Exercise directions> Could you recast every line of the material below as a single numbered list, leaving out any blank lines?

Records of elements and coordinates:
+ + +

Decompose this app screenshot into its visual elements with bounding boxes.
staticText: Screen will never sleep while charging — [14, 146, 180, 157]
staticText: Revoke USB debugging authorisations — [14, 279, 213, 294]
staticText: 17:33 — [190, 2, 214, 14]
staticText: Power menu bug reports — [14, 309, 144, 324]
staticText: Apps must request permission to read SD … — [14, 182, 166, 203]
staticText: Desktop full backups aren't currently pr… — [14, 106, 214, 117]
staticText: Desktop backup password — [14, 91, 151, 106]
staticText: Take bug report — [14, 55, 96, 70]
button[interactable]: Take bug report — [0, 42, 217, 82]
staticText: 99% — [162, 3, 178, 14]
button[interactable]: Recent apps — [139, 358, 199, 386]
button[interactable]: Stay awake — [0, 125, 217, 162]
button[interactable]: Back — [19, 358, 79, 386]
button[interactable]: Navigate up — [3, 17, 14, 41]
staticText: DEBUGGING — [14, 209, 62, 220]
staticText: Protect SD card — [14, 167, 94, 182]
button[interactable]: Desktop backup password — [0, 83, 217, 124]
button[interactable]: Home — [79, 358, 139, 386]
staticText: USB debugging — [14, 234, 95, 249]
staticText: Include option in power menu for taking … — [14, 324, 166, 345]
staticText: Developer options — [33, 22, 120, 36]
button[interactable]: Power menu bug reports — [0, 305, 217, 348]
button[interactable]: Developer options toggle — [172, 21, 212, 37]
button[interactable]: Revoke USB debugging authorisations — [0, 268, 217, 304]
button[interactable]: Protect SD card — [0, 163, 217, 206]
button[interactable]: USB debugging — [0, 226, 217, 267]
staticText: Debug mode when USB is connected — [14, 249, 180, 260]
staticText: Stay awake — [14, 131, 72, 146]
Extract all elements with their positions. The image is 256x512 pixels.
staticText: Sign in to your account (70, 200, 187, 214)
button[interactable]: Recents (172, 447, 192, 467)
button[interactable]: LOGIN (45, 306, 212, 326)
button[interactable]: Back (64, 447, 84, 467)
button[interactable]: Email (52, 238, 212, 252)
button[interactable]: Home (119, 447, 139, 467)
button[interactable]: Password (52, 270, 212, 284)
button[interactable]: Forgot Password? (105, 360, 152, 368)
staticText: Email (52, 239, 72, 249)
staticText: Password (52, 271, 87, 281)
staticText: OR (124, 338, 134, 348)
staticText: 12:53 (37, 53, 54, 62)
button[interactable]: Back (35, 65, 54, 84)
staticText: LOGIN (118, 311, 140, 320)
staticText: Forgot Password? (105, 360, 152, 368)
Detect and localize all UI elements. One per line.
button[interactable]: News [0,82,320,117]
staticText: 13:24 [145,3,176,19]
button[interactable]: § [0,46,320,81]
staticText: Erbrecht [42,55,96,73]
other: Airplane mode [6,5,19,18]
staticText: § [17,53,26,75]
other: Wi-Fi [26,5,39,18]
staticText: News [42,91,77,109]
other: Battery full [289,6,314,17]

+ + +

Exercise result>
1. Decompose this app screenshot into its visual elements with bounding boxes.
2. staticText: Screen will never sleep while charging — [14, 146, 180, 157]
3. staticText: Revoke USB debugging authorisations — [14, 279, 213, 294]
4. staticText: 17:33 — [190, 2, 214, 14]
5. staticText: Power menu bug reports — [14, 309, 144, 324]
6. staticText: Apps must request permission to read SD … — [14, 182, 166, 203]
7. staticText: Desktop full backups aren't currently pr… — [14, 106, 214, 117]
8. staticText: Desktop backup password — [14, 91, 151, 106]
9. staticText: Take bug report — [14, 55, 96, 70]
10. button[interactable]: Take bug report — [0, 42, 217, 82]
11. staticText: 99% — [162, 3, 178, 14]
12. button[interactable]: Recent apps — [139, 358, 199, 386]
13. button[interactable]: Stay awake — [0, 125, 217, 162]
14. button[interactable]: Back — [19, 358, 79, 386]
15. button[interactable]: Navigate up — [3, 17, 14, 41]
16. staticText: DEBUGGING — [14, 209, 62, 220]
17. staticText: Protect SD card — [14, 167, 94, 182]
18. button[interactable]: Desktop backup password — [0, 83, 217, 124]
19. button[interactable]: Home — [79, 358, 139, 386]
20. staticText: USB debugging — [14, 234, 95, 249]
21. staticText: Include option in power menu for taking … — [14, 324, 166, 345]
22. staticText: Developer options — [33, 22, 120, 36]
23. button[interactable]: Power menu bug reports — [0, 305, 217, 348]
24. button[interactable]: Developer options toggle — [172, 21, 212, 37]
25. button[interactable]: Revoke USB debugging authorisations — [0, 268, 217, 304]
26. button[interactable]: Protect SD card — [0, 163, 217, 206]
27. button[interactable]: USB debugging — [0, 226, 217, 267]
28. staticText: Debug mode when USB is connected — [14, 249, 180, 260]
29. staticText: Stay awake — [14, 131, 72, 146]
30. Extract all elements with their positions. The image is 256x512 pixels.
31. staticText: Sign in to your account (70, 200, 187, 214)
32. button[interactable]: Recents (172, 447, 192, 467)
33. button[interactable]: LOGIN (45, 306, 212, 326)
34. button[interactable]: Back (64, 447, 84, 467)
35. button[interactable]: Email (52, 238, 212, 252)
36. button[interactable]: Home (119, 447, 139, 467)
37. button[interactable]: Password (52, 270, 212, 284)
38. button[interactable]: Forgot Password? (105, 360, 152, 368)
39. staticText: Email (52, 239, 72, 249)
40. staticText: Password (52, 271, 87, 281)
41. staticText: OR (124, 338, 134, 348)
42. staticText: 12:53 (37, 53, 54, 62)
43. button[interactable]: Back (35, 65, 54, 84)
44. staticText: LOGIN (118, 311, 140, 320)
45. staticText: Forgot Password? (105, 360, 152, 368)
46. Detect and localize all UI elements. One per line.
47. button[interactable]: News [0,82,320,117]
48. staticText: 13:24 [145,3,176,19]
49. button[interactable]: § [0,46,320,81]
50. staticText: Erbrecht [42,55,96,73]
51. other: Airplane mode [6,5,19,18]
52. staticText: § [17,53,26,75]
53. other: Wi-Fi [26,5,39,18]
54. staticText: News [42,91,77,109]
55. other: Battery full [289,6,314,17]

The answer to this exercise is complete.